▸ The input

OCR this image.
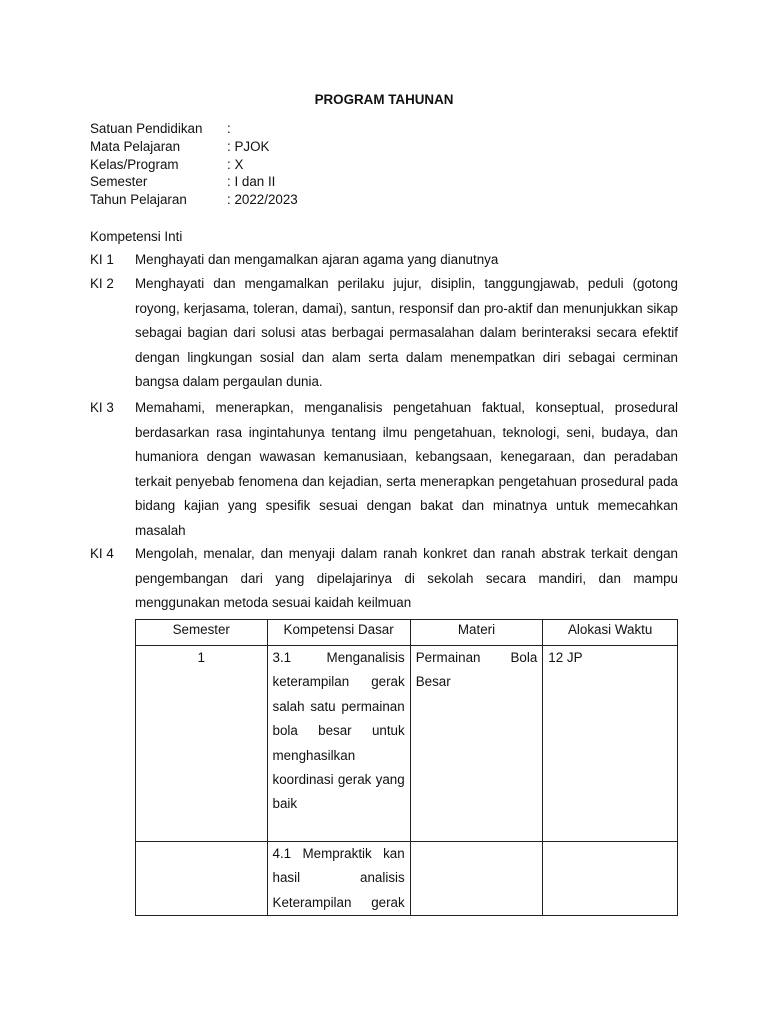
PROGRAM TAHUNAN
Satuan Pendidikan	:
Mata Pelajaran	: PJOK
Kelas/Program	: X
Semester	: I dan II
Tahun Pelajaran	: 2022/2023
Kompetensi Inti
KI 1	Menghayati dan mengamalkan ajaran agama yang dianutnya
KI 2	Menghayati dan mengamalkan perilaku jujur, disiplin, tanggungjawab, peduli (gotong royong, kerjasama, toleran, damai), santun, responsif dan pro-aktif dan menunjukkan sikap sebagai bagian dari solusi atas berbagai permasalahan dalam berinteraksi secara efektif dengan lingkungan sosial dan alam serta dalam menempatkan diri sebagai cerminan bangsa dalam pergaulan dunia.
KI 3	Memahami, menerapkan, menganalisis pengetahuan faktual, konseptual, prosedural berdasarkan rasa ingintahunya tentang ilmu pengetahuan, teknologi, seni, budaya, dan humaniora dengan wawasan kemanusiaan, kebangsaan, kenegaraan, dan peradaban terkait penyebab fenomena dan kejadian, serta menerapkan pengetahuan prosedural pada bidang kajian yang spesifik sesuai dengan bakat dan minatnya untuk memecahkan masalah
KI 4	Mengolah, menalar, dan menyaji dalam ranah konkret dan ranah abstrak terkait dengan pengembangan dari yang dipelajarinya di sekolah secara mandiri, dan mampu menggunakan metoda sesuai kaidah keilmuan
Semester	Kompetensi Dasar	Materi	Alokasi Waktu
1	3.1 Menganalisis keterampilan gerak salah satu permainan bola besar untuk menghasilkan koordinasi gerak yang baik	Permainan Bola Besar	12 JP
	4.1 Mempraktik kan hasil analisis Keterampilan gerak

▸ Problem
Scan the material above for the string "gerak" and report each line where you find it.

▸ The completed task
1	3.1 Menganalisis keterampilan gerak salah satu permainan bola besar untuk menghasilkan koordinasi gerak yang baik	Permainan Bola Besar	12 JP
	4.1 Mempraktik kan hasil analisis Keterampilan gerak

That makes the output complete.